WORK INSTRUCTIONS =>
Return all lines of the data in which the string "evenly" occurs.

RECORD SET =>
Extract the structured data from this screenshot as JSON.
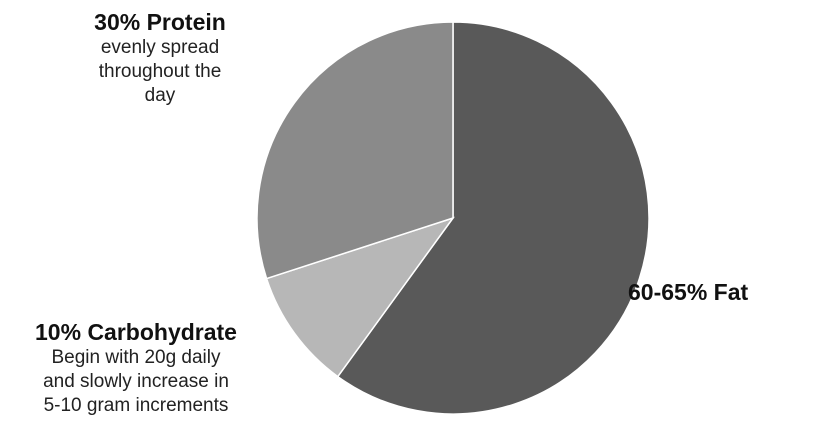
{
  "chart_data": {
    "type": "pie",
    "start_angle": "12 o'clock",
    "direction": "clockwise",
    "slices": [
      {
        "label": "60-65% Fat",
        "value": 60,
        "color": "#595959",
        "description": ""
      },
      {
        "label": "10% Carbohydrate",
        "value": 10,
        "color": "#b7b7b7",
        "description": "Begin with 20g daily and slowly increase in 5-10 gram increments"
      },
      {
        "label": "30% Protein",
        "value": 30,
        "color": "#8a8a8a",
        "description": "evenly spread throughout the day"
      }
    ],
    "legend": "none"
  },
  "labels": {
    "protein_title": "30% Protein",
    "protein_desc_1": "evenly spread",
    "protein_desc_2": "throughout the",
    "protein_desc_3": "day",
    "carb_title": "10% Carbohydrate",
    "carb_desc_1": "Begin with 20g daily",
    "carb_desc_2": "and slowly increase in",
    "carb_desc_3": "5-10 gram increments",
    "fat_title": "60-65% Fat"
  }
}
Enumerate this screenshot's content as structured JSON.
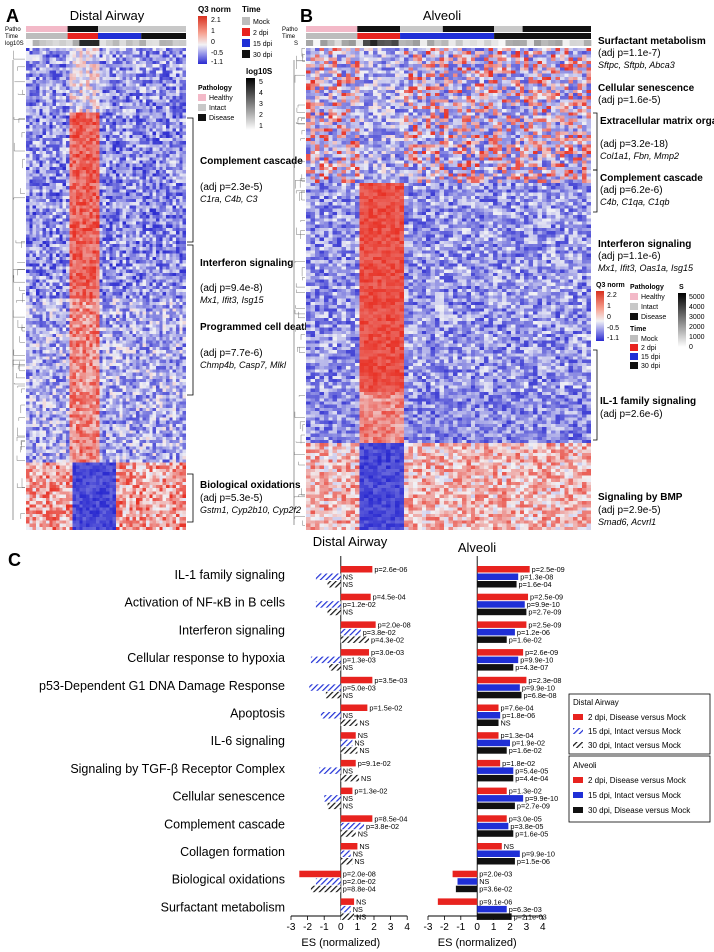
{
  "colors": {
    "hm_high": "#e8402c",
    "hm_mid": "#f2f2f5",
    "hm_low": "#2a2ad0",
    "healthy": "#f3b9c8",
    "intact": "#c8c8c8",
    "disease": "#111111",
    "mock": "#bdbdbd",
    "dpi2": "#e8231f",
    "dpi15": "#1f2fd6",
    "dpi30": "#111111",
    "bar_red": "#e8231f",
    "bar_blue": "#1f2fd6",
    "bar_black": "#111111"
  },
  "panelA": {
    "letter": "A",
    "title": "Distal Airway",
    "row_labels": [
      "Patho",
      "Time",
      "log10S"
    ],
    "legend_q3": {
      "title": "Q3 norm",
      "ticks": [
        "2.1",
        "1",
        "0",
        "-0.5",
        "-1.1"
      ]
    },
    "legend_time": {
      "title": "Time",
      "items": [
        "Mock",
        "2 dpi",
        "15 dpi",
        "30 dpi"
      ]
    },
    "legend_patho": {
      "title": "Pathology",
      "items": [
        "Healthy",
        "Intact",
        "Disease"
      ]
    },
    "legend_log10s": {
      "title": "log10S",
      "ticks": [
        "5",
        "4",
        "3",
        "2",
        "1"
      ]
    },
    "annotations": [
      {
        "title": "Complement cascade",
        "pval": "(adj p=2.3e-5)",
        "genes": "C1ra, C4b, C3"
      },
      {
        "title": "Interferon signaling",
        "pval": "(adj p=9.4e-8)",
        "genes": "Mx1, Ifit3, Isg15"
      },
      {
        "title": "Programmed cell death",
        "pval": "(adj p=7.7e-6)",
        "genes": "Chmp4b, Casp7, Mlkl"
      },
      {
        "title": "Biological oxidations",
        "pval": "(adj p=5.3e-5)",
        "genes": "Gstm1, Cyp2b10, Cyp2f2"
      }
    ]
  },
  "panelB": {
    "letter": "B",
    "title": "Alveoli",
    "row_labels": [
      "Patho",
      "Time",
      "S"
    ],
    "legend_q3": {
      "title": "Q3 norm",
      "ticks": [
        "2.2",
        "1",
        "0",
        "-0.5",
        "-1.1"
      ]
    },
    "legend_patho": {
      "title": "Pathology",
      "items": [
        "Healthy",
        "Intact",
        "Disease"
      ]
    },
    "legend_time": {
      "title": "Time",
      "items": [
        "Mock",
        "2 dpi",
        "15 dpi",
        "30 dpi"
      ]
    },
    "legend_s": {
      "title": "S",
      "ticks": [
        "5000",
        "4000",
        "3000",
        "2000",
        "1000",
        "0"
      ]
    },
    "annotations": [
      {
        "title": "Surfactant metabolism",
        "pval": "(adj p=1.1e-7)",
        "genes": "Sftpc, Sftpb, Abca3"
      },
      {
        "title": "Cellular senescence",
        "pval": "(adj p=1.6e-5)",
        "genes": ""
      },
      {
        "title": "Extracellular matrix organization",
        "pval": "(adj p=3.2e-18)",
        "genes": "Col1a1, Fbn, Mmp2"
      },
      {
        "title": "Complement cascade",
        "pval": "(adj p=6.2e-6)",
        "genes": "C4b, C1qa, C1qb"
      },
      {
        "title": "Interferon signaling",
        "pval": "(adj p=1.1e-6)",
        "genes": "Mx1, Ifit3, Oas1a, Isg15"
      },
      {
        "title": "IL-1 family signaling",
        "pval": "(adj p=2.6e-6)",
        "genes": ""
      },
      {
        "title": "Signaling by BMP",
        "pval": "(adj p=2.9e-5)",
        "genes": "Smad6, Acvrl1"
      }
    ]
  },
  "panelC": {
    "letter": "C",
    "legend_da": {
      "title": "Distal Airway",
      "items": [
        "2 dpi, Disease versus Mock",
        "15 dpi, Intact versus Mock",
        "30 dpi, Intact versus Mock"
      ]
    },
    "legend_alv": {
      "title": "Alveoli",
      "items": [
        "2 dpi, Disease versus Mock",
        "15 dpi, Intact versus Mock",
        "30 dpi, Disease versus Mock"
      ]
    }
  },
  "chart_data": [
    {
      "type": "bar",
      "title": "Distal Airway",
      "orientation": "horizontal",
      "xlabel": "ES (normalized)",
      "xlim": [
        -3,
        4
      ],
      "xticks": [
        "-3",
        "-2",
        "-1",
        "0",
        "1",
        "2",
        "3",
        "4"
      ],
      "categories": [
        "IL-1 family signaling",
        "Activation of NF-κB in B cells",
        "Interferon signaling",
        "Cellular response to hypoxia",
        "p53-Dependent G1 DNA Damage Response",
        "Apoptosis",
        "IL-6 signaling",
        "Signaling by TGF-β Receptor Complex",
        "Cellular senescence",
        "Complement cascade",
        "Collagen formation",
        "Biological oxidations",
        "Surfactant metabolism"
      ],
      "series": [
        {
          "name": "2 dpi, Disease versus Mock",
          "values": [
            1.9,
            1.8,
            2.1,
            1.7,
            1.9,
            1.6,
            0.9,
            0.9,
            0.7,
            1.9,
            1.0,
            -2.5,
            0.8
          ],
          "labels": [
            "p=2.6e-06",
            "p=4.5e-04",
            "p=2.0e-08",
            "p=3.0e-03",
            "p=3.5e-03",
            "p=1.5e-02",
            "NS",
            "p=9.1e-02",
            "p=1.3e-02",
            "p=8.5e-04",
            "NS",
            "p=2.0e-08",
            "NS"
          ]
        },
        {
          "name": "15 dpi, Intact versus Mock",
          "values": [
            -1.5,
            -1.5,
            1.2,
            -1.8,
            -1.9,
            -1.2,
            0.7,
            -1.3,
            -1.0,
            1.4,
            0.6,
            -1.5,
            0.6
          ],
          "labels": [
            "NS",
            "p=1.2e-02",
            "p=3.8e-02",
            "p=1.3e-03",
            "p=5.0e-03",
            "NS",
            "NS",
            "NS",
            "NS",
            "p=3.8e-02",
            "NS",
            "p=2.0e-02",
            "NS"
          ]
        },
        {
          "name": "30 dpi, Intact versus Mock",
          "values": [
            -0.8,
            -0.8,
            1.7,
            -0.7,
            -0.9,
            1.0,
            1.0,
            1.1,
            -0.8,
            0.9,
            0.7,
            -1.8,
            0.8
          ],
          "labels": [
            "NS",
            "NS",
            "p=4.3e-02",
            "NS",
            "NS",
            "NS",
            "NS",
            "NS",
            "NS",
            "NS",
            "NS",
            "p=8.8e-04",
            "NS"
          ]
        }
      ]
    },
    {
      "type": "bar",
      "title": "Alveoli",
      "orientation": "horizontal",
      "xlabel": "ES (normalized)",
      "xlim": [
        -3,
        4
      ],
      "xticks": [
        "-3",
        "-2",
        "-1",
        "0",
        "1",
        "2",
        "3",
        "4"
      ],
      "categories": [
        "IL-1 family signaling",
        "Activation of NF-κB in B cells",
        "Interferon signaling",
        "Cellular response to hypoxia",
        "p53-Dependent G1 DNA Damage Response",
        "Apoptosis",
        "IL-6 signaling",
        "Signaling by TGF-β Receptor Complex",
        "Cellular senescence",
        "Complement cascade",
        "Collagen formation",
        "Biological oxidations",
        "Surfactant metabolism"
      ],
      "series": [
        {
          "name": "2 dpi, Disease versus Mock",
          "values": [
            3.2,
            3.1,
            3.0,
            2.8,
            3.0,
            1.3,
            1.3,
            1.4,
            1.8,
            1.8,
            1.5,
            -1.5,
            -2.4
          ],
          "labels": [
            "p=2.5e-09",
            "p=2.5e-09",
            "p=2.5e-09",
            "p=2.6e-09",
            "p=2.3e-08",
            "p=7.6e-04",
            "p=1.3e-04",
            "p=1.8e-02",
            "p=1.3e-02",
            "p=3.0e-05",
            "NS",
            "p=2.0e-03",
            "p=9.1e-06"
          ]
        },
        {
          "name": "15 dpi, Intact versus Mock",
          "values": [
            2.5,
            2.9,
            2.3,
            2.5,
            2.6,
            1.4,
            2.0,
            2.2,
            2.8,
            1.9,
            2.6,
            -1.2,
            1.8
          ],
          "labels": [
            "p=1.3e-08",
            "p=9.9e-10",
            "p=1.2e-06",
            "p=9.9e-10",
            "p=9.9e-10",
            "p=1.8e-06",
            "p=1.9e-02",
            "p=5.4e-05",
            "p=9.9e-10",
            "p=3.8e-05",
            "p=9.9e-10",
            "NS",
            "p=6.3e-03"
          ]
        },
        {
          "name": "30 dpi, Disease versus Mock",
          "values": [
            2.4,
            3.0,
            1.8,
            2.2,
            2.7,
            1.3,
            1.8,
            2.2,
            2.3,
            2.2,
            2.3,
            -1.3,
            2.1
          ],
          "labels": [
            "p=1.6e-04",
            "p=2.7e-09",
            "p=1.6e-02",
            "p=4.3e-07",
            "p=6.8e-08",
            "NS",
            "p=1.6e-02",
            "p=4.4e-04",
            "p=2.7e-09",
            "p=1.6e-05",
            "p=1.5e-06",
            "p=3.6e-02",
            "p=2.1e-03"
          ]
        }
      ]
    }
  ]
}
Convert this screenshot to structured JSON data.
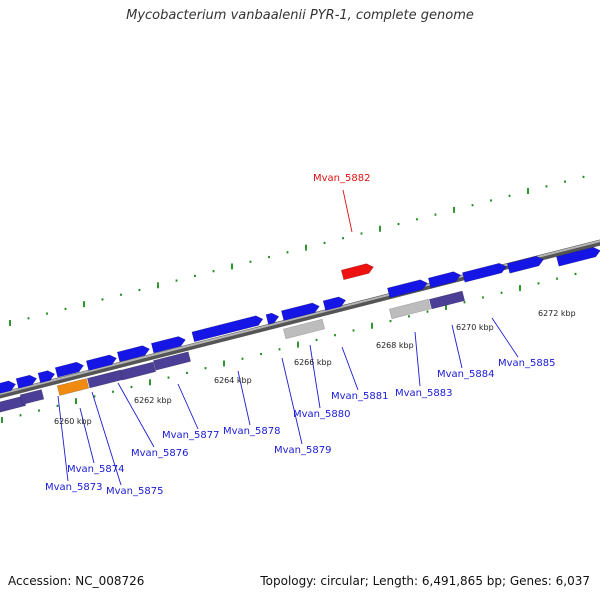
{
  "title": "Mycobacterium vanbaalenii PYR-1, complete genome",
  "footer": {
    "accession": "Accession: NC_008726",
    "summary": "Topology: circular; Length: 6,491,865 bp; Genes: 6,037"
  },
  "colors": {
    "backbone": "#7a7a7a",
    "tick": "#1a8a1a",
    "gene_forward": "#1515e6",
    "gene_reverse": "#4a3e96",
    "gene_highlight": "#ee1111",
    "gene_orange": "#f08a10",
    "gene_gray": "#bdbdbd",
    "label_default": "#1a1ad6",
    "label_highlight": "#dd1111"
  },
  "scale_labels": [
    "6260 kbp",
    "6262 kbp",
    "6264 kbp",
    "6266 kbp",
    "6268 kbp",
    "6270 kbp",
    "6272 kbp"
  ],
  "highlighted_gene": "Mvan_5882",
  "gene_labels": [
    "Mvan_5873",
    "Mvan_5874",
    "Mvan_5875",
    "Mvan_5876",
    "Mvan_5877",
    "Mvan_5878",
    "Mvan_5879",
    "Mvan_5880",
    "Mvan_5881",
    "Mvan_5882",
    "Mvan_5883",
    "Mvan_5884",
    "Mvan_5885"
  ]
}
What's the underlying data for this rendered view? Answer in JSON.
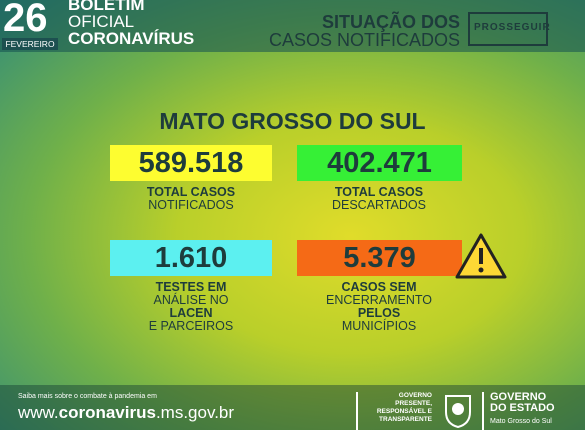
{
  "header": {
    "day": "26",
    "month": "FEVEREIRO",
    "bulletin": [
      "BOLETIM",
      "OFICIAL",
      "CORONAVÍRUS"
    ],
    "situation": [
      "SITUAÇÃO DOS",
      "CASOS NOTIFICADOS"
    ],
    "logo": "PROSSEGUIR"
  },
  "region": "MATO GROSSO DO SUL",
  "cards": [
    {
      "value": "589.518",
      "lines": [
        "TOTAL CASOS",
        "NOTIFICADOS"
      ]
    },
    {
      "value": "402.471",
      "lines": [
        "TOTAL CASOS",
        "DESCARTADOS"
      ]
    },
    {
      "value": "1.610",
      "lines": [
        "TESTES EM",
        "ANÁLISE NO",
        "LACEN",
        "E PARCEIROS"
      ]
    },
    {
      "value": "5.379",
      "lines": [
        "CASOS SEM",
        "ENCERRAMENTO",
        "PELOS",
        "MUNICÍPIOS"
      ]
    }
  ],
  "footer": {
    "note": "Saiba mais sobre o combate à pandemia em",
    "url": [
      "www.",
      "coronavirus",
      ".ms.gov.br"
    ],
    "motto": [
      "GOVERNO",
      "PRESENTE,",
      "RESPONSÁVEL E",
      "TRANSPARENTE"
    ],
    "gov": [
      "GOVERNO",
      "DO ESTADO"
    ],
    "state": "Mato Grosso do Sul"
  }
}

ANSWER TO THE PROBLEM =>
        "description": "evenly spread throughout the day"
    "protein_desc_1": "evenly spread",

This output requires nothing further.